Problem statement:
From the entries provided below, copy each line that contains the word "libri".

* Start *

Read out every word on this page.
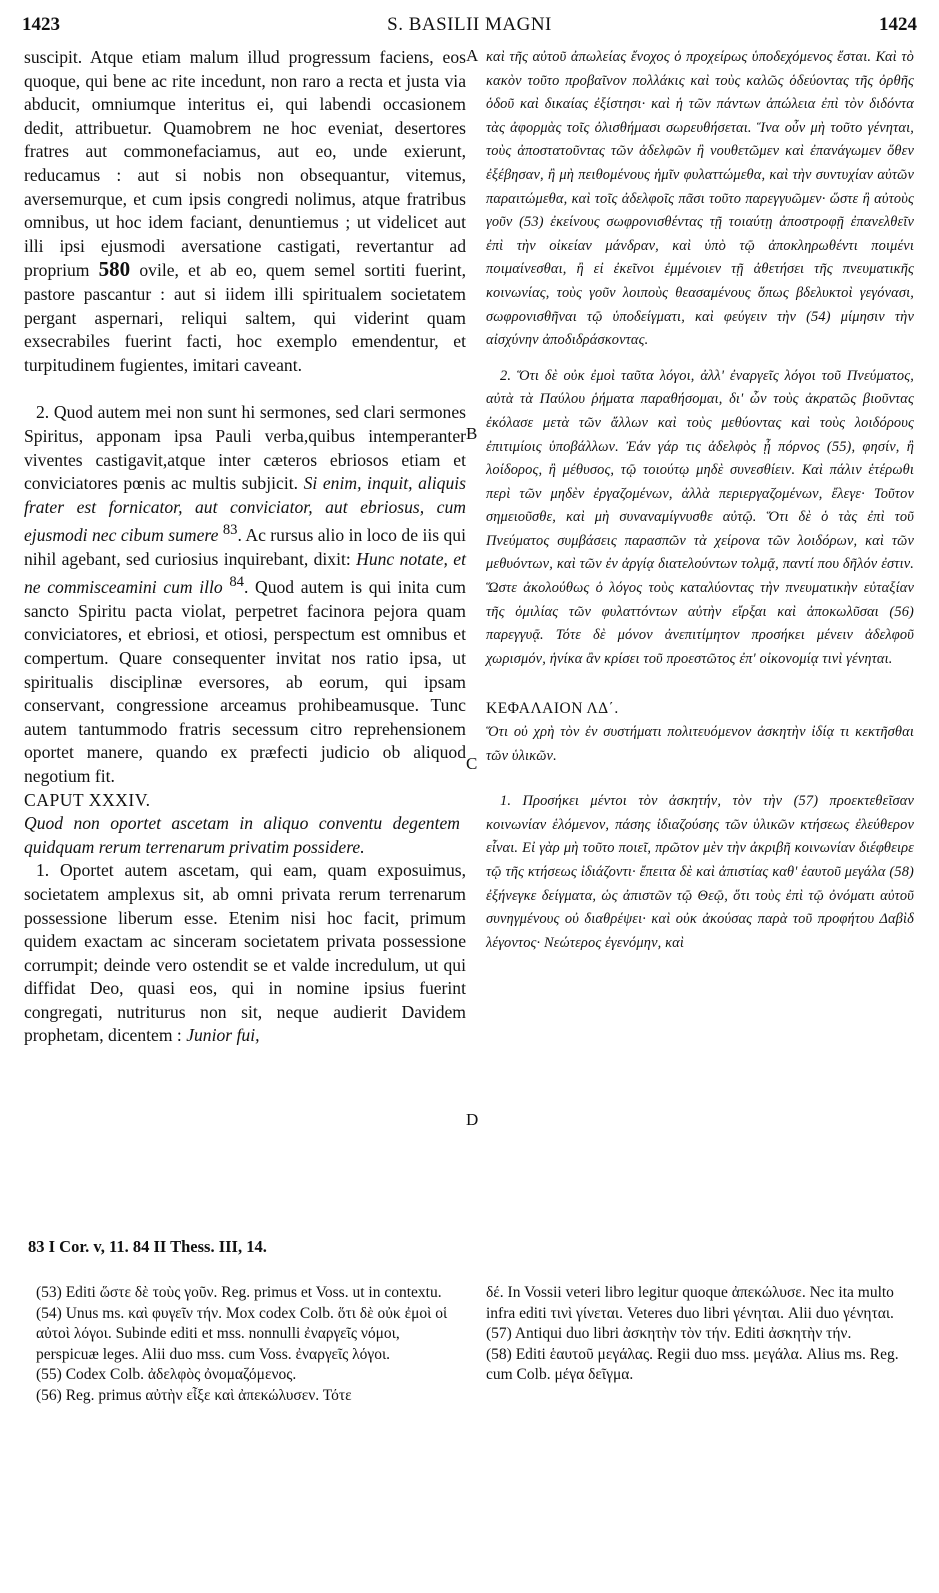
1423	S. BASILII MAGNI	1424
A
B
C
D

suscipit. Atque etiam malum illud progressum faciens, eos quoque, qui bene ac rite incedunt, non raro a recta et justa via abducit, omniumque interitus ei, qui labendi occasionem dedit, attribuetur. Quamobrem ne hoc eveniat, desertores fratres aut commonefaciamus, aut eo, unde exierunt, reducamus : aut si nobis non obsequantur, vitemus, aversemurque, et cum ipsis congredi nolimus, atque fratribus omnibus, ut hoc idem faciant, denuntiemus ; ut videlicet aut illi ipsi ejusmodi aversatione castigati, revertantur ad proprium 580 ovile, et ab eo, quem semel sortiti fuerint, pastore pascantur : aut si iidem illi spiritualem societatem pergant aspernari, reliqui saltem, qui viderint quam exsecrabiles fuerint facti, hoc exemplo emendentur, et turpitudinem fugientes, imitari caveant.

2. Quod autem mei non sunt hi sermones, sed clari sermones Spiritus, apponam ipsa Pauli verba,quibus intemperanter viventes castigavit,atque inter cæteros ebriosos etiam et conviciatores pœnis ac multis subjicit. Si enim, inquit, aliquis frater est fornicator, aut conviciator, aut ebriosus, cum ejusmodi nec cibum sumere $^{83}$. Ac rursus alio in loco de iis qui nihil agebant, sed curiosius inquirebant, dixit: Hunc notate, et ne commisceamini cum illo $^{84}$. Quod autem is qui inita cum sancto Spiritu pacta violat, perpetret facinora pejora quam conviciatores, et ebriosi, et otiosi, perspectum est omnibus et compertum. Quare consequenter invitat nos ratio ipsa, ut spiritualis disciplinæ eversores, ab eorum, qui ipsam conservant, congressione arceamus prohibeamusque. Tunc autem tantummodo fratris secessum citro reprehensionem oportet manere, quando ex præfecti judicio ob aliquod negotium fit.

CAPUT XXXIV.

Quod non oportet ascetam in aliquo conventu degentem quidquam rerum terrenarum privatim possidere.

1. Oportet autem ascetam, qui eam, quam exposuimus, societatem amplexus sit, ab omni privata rerum terrenarum possessione liberum esse. Etenim nisi hoc facit, primum quidem exactam ac sinceram societatem privata possessione corrumpit; deinde vero ostendit se et valde incredulum, ut qui diffidat Deo, quasi eos, qui in nomine ipsius fuerint congregati, nutriturus non sit, neque audierit Davidem prophetam, dicentem : Junior fui,

καὶ τῆς αὐτοῦ ἀπωλείας ἔνοχος ὁ προχείρως ὑποδεχόμενος ἔσται. Καὶ τὸ κακὸν τοῦτο προβαῖνον πολλάκις καὶ τοὺς καλῶς ὁδεύοντας τῆς ὀρθῆς ὁδοῦ καὶ δικαίας ἐξίστησι· καὶ ἡ τῶν πάντων ἀπώλεια ἐπὶ τὸν διδόντα τὰς ἀφορμὰς τοῖς ὀλισθήμασι σωρευθήσεται. Ἵνα οὖν μὴ τοῦτο γένηται, τοὺς ἀποστατοῦντας τῶν ἀδελφῶν ἢ νουθετῶμεν καὶ ἐπανάγωμεν ὅθεν ἐξέβησαν, ἢ μὴ πειθομένους ἡμῖν φυλαττώμεθα, καὶ τὴν συντυχίαν αὐτῶν παραιτώμεθα, καὶ τοῖς ἀδελφοῖς πᾶσι τοῦτο παρεγγυῶμεν· ὥστε ἢ αὐτοὺς γοῦν (53) ἐκείνους σωφρονισθέντας τῇ τοιαύτῃ ἀποστροφῇ ἐπανελθεῖν ἐπὶ τὴν οἰκείαν μάνδραν, καὶ ὑπὸ τῷ ἀποκληρωθέντι ποιμένι ποιμαίνεσθαι, ἢ εἰ ἐκεῖνοι ἐμμένοιεν τῇ ἀθετήσει τῆς πνευματικῆς κοινωνίας, τοὺς γοῦν λοιποὺς θεασαμένους ὅπως βδελυκτοὶ γεγόνασι, σωφρονισθῆναι τῷ ὑποδείγματι, καὶ φεύγειν τὴν (54) μίμησιν τὴν αἰσχύνην ἀποδιδράσκοντας.

2. Ὅτι δὲ οὐκ ἐμοὶ ταῦτα λόγοι, ἀλλ' ἐναργεῖς λόγοι τοῦ Πνεύματος, αὐτὰ τὰ Παύλου ῥήματα παραθήσομαι, δι' ὧν τοὺς ἀκρατῶς βιοῦντας ἐκόλασε μετὰ τῶν ἄλλων καὶ τοὺς μεθύοντας καὶ τοὺς λοιδόρους ἐπιτιμίοις ὑποβάλλων. Ἐάν γάρ τις ἀδελφὸς ᾖ πόρνος (55), φησίν, ἢ λοίδορος, ἢ μέθυσος, τῷ τοιούτῳ μηδὲ συνεσθίειν. Καὶ πάλιν ἑτέρωθι περὶ τῶν μηδὲν ἐργαζομένων, ἀλλὰ περιεργαζομένων, ἔλεγε· Τοῦτον σημειοῦσθε, καὶ μὴ συναναμίγνυσθε αὐτῷ. Ὅτι δὲ ὁ τὰς ἐπὶ τοῦ Πνεύματος συμβάσεις παρασπῶν τὰ χείρονα τῶν λοιδόρων, καὶ τῶν μεθυόντων, καὶ τῶν ἐν ἀργίᾳ διατελούντων τολμᾷ, παντί που δῆλόν ἐστιν. Ὥστε ἀκολούθως ὁ λόγος τοὺς καταλύοντας τὴν πνευματικὴν εὐταξίαν τῆς ὁμιλίας τῶν φυλαττόντων αὐτὴν εἴρξαι καὶ ἀποκωλῦσαι (56) παρεγγυᾷ. Τότε δὲ μόνον ἀνεπιτίμητον προσήκει μένειν ἀδελφοῦ χωρισμόν, ἡνίκα ἂν κρίσει τοῦ προεστῶτος ἐπ' οἰκονομίᾳ τινὶ γένηται.

ΚΕΦΑΛΑΙΟΝ ΛΔ΄.

Ὅτι οὐ χρὴ τὸν ἐν συστήματι πολιτευόμενον ἀσκητὴν ἰδίᾳ τι κεκτῆσθαι τῶν ὑλικῶν.

1. Προσήκει μέντοι τὸν ἀσκητήν, τὸν τὴν (57) προεκτεθεῖσαν κοινωνίαν ἑλόμενον, πάσης ἰδιαζούσης τῶν ὑλικῶν κτήσεως ἐλεύθερον εἶναι. Εἰ γὰρ μὴ τοῦτο ποιεῖ, πρῶτον μὲν τὴν ἀκριβῆ κοινωνίαν διέφθειρε τῷ τῆς κτήσεως ἰδιάζοντι· ἔπειτα δὲ καὶ ἀπιστίας καθ' ἑαυτοῦ μεγάλα (58) ἐξήνεγκε δείγματα, ὡς ἀπιστῶν τῷ Θεῷ, ὅτι τοὺς ἐπὶ τῷ ὀνόματι αὐτοῦ συνηγμένους οὐ διαθρέψει· καὶ οὐκ ἀκούσας παρὰ τοῦ προφήτου Δαβὶδ λέγοντος· Νεώτερος ἐγενόμην, καὶ

83 I Cor. v, 11. 84 II Thess. III, 14.

(53) Editi ὥστε δὲ τοὺς γοῦν. Reg. primus et Voss. ut in contextu.

(54) Unus ms. καὶ φυγεῖν τήν. Mox codex Colb. ὅτι δὲ οὐκ ἐμοὶ οἱ αὐτοὶ λόγοι. Subinde editi et mss. nonnulli ἐναργεῖς νόμοι, perspicuæ leges. Alii duo mss. cum Voss. ἐναργεῖς λόγοι.

(55) Codex Colb. ἀδελφὸς ὀνομαζόμενος.

(56) Reg. primus αὐτὴν εἶξε καὶ ἀπεκώλυσεν. Τότε

δέ. In Vossii veteri libro legitur quoque ἀπεκώλυσε. Nec ita multo infra editi τινὶ γίνεται. Veteres duo libri γένηται. Alii duo γένηται.

(57) Antiqui duo libri ἀσκητὴν τὸν τήν. Editi ἀσκητὴν τήν.

(58) Editi ἑαυτοῦ μεγάλας. Regii duo mss. μεγάλα. Alius ms. Reg. cum Colb. μέγα δεῖγμα.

* End *

Solution to the problem:
δέ. In Vossii veteri libro legitur quoque ἀπεκώλυσε. Nec ita multo infra editi τινὶ γίνεται. Veteres duo libri γένηται. Alii duo γένηται.
(57) Antiqui duo libri ἀσκητὴν τὸν τήν. Editi ἀσκητὴν τήν.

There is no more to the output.